Collection entries:
---*---
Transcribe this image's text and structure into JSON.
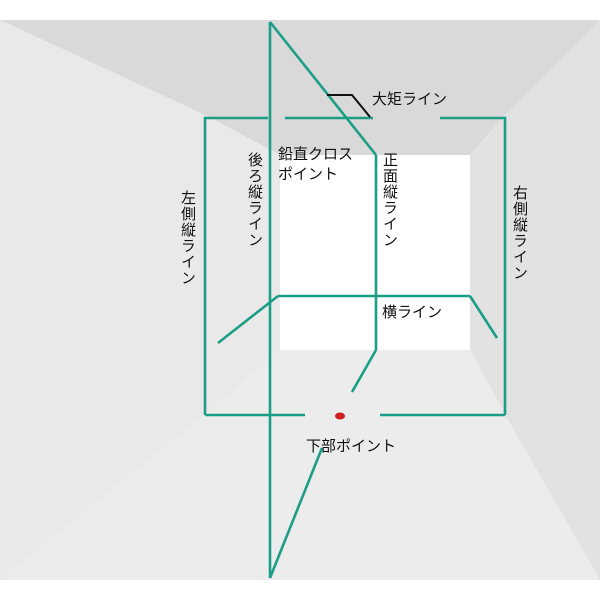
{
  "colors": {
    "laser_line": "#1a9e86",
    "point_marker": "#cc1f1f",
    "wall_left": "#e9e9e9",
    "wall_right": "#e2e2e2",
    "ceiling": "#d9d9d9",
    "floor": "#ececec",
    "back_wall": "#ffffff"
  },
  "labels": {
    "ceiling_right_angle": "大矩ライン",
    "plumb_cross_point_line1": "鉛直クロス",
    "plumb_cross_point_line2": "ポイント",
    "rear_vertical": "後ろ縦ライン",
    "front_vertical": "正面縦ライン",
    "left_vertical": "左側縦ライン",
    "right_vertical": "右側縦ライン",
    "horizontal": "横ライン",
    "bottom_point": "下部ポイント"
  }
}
---*---
*TASK:* Leave out the pictures and give the rest of the records again exactly.

*RESPONSE TO THE EXERCISE:*
Transcribe this image's text and structure into JSON.
{
  "colors": {
    "laser_line": "#1a9e86",
    "point_marker": "#cc1f1f",
    "wall_left": "#e9e9e9",
    "wall_right": "#e2e2e2",
    "ceiling": "#d9d9d9",
    "floor": "#ececec",
    "back_wall": "#ffffff"
  },
  "labels": {
    "ceiling_right_angle": "大矩ライン",
    "plumb_cross_point_line1": "鉛直クロス",
    "plumb_cross_point_line2": "ポイント",
    "rear_vertical": "後ろ縦ライン",
    "front_vertical": "正面縦ライン",
    "left_vertical": "左側縦ライン",
    "right_vertical": "右側縦ライン",
    "horizontal": "横ライン",
    "bottom_point": "下部ポイント"
  }
}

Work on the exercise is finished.